--- DATASET ROWS ---
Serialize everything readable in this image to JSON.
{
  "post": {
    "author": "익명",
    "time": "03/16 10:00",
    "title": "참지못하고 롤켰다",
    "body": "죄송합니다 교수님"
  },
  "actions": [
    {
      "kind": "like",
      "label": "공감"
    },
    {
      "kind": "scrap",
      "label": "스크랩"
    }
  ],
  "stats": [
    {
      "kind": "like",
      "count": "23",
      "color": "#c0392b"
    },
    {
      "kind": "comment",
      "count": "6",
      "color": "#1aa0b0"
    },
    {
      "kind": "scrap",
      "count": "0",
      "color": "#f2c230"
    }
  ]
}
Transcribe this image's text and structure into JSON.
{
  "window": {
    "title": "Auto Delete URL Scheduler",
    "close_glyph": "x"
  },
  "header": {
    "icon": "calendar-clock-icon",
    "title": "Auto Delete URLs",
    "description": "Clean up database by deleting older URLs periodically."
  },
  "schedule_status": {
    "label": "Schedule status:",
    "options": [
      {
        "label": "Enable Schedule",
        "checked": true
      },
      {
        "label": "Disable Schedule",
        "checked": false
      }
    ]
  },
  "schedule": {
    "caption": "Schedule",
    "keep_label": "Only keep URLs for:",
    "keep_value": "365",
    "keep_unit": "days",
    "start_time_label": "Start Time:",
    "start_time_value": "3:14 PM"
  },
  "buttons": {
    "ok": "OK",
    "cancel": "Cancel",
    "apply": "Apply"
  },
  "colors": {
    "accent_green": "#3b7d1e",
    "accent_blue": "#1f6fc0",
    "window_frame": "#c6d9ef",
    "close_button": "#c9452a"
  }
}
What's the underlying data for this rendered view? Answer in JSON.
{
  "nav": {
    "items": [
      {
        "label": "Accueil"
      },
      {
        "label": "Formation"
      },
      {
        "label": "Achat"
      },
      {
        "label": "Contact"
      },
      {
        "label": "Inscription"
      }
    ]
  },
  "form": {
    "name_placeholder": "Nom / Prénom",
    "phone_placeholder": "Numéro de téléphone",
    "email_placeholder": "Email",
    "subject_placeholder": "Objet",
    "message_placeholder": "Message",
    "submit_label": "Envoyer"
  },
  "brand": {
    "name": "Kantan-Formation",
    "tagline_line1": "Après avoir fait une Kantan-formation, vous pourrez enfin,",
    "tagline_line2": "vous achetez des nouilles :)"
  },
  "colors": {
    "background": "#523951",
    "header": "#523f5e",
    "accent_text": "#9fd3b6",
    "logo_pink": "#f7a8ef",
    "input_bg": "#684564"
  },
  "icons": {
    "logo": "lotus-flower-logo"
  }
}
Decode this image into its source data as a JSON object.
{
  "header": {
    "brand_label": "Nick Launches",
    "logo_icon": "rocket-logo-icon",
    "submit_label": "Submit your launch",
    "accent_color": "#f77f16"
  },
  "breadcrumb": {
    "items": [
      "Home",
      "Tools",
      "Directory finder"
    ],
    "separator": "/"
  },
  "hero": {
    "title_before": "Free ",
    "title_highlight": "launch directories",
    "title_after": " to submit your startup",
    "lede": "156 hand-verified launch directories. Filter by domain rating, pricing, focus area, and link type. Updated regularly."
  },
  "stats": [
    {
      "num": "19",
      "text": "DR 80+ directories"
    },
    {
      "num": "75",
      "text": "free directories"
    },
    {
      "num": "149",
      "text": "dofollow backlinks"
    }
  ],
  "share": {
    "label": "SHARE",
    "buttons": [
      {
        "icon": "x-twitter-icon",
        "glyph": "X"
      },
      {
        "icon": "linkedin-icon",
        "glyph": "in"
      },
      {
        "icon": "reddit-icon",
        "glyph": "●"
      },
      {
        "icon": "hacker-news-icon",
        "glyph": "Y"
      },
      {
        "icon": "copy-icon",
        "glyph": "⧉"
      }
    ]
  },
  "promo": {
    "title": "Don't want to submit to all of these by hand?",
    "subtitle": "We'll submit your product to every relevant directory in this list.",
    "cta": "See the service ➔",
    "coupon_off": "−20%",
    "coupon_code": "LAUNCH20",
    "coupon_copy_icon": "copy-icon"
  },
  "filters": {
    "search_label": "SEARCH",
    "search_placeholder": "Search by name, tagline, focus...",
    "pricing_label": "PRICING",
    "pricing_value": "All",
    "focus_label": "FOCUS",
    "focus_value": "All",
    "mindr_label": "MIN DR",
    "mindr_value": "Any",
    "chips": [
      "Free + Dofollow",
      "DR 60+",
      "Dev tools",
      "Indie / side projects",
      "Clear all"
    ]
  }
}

--- TASK TO CARRY OUT ---
Return all the lines that contain the string "into".

--- EXERCISE OUTPUT ---
Transcribe this image's text and structure into JSON.
Decode this image into its source data as a JSON object.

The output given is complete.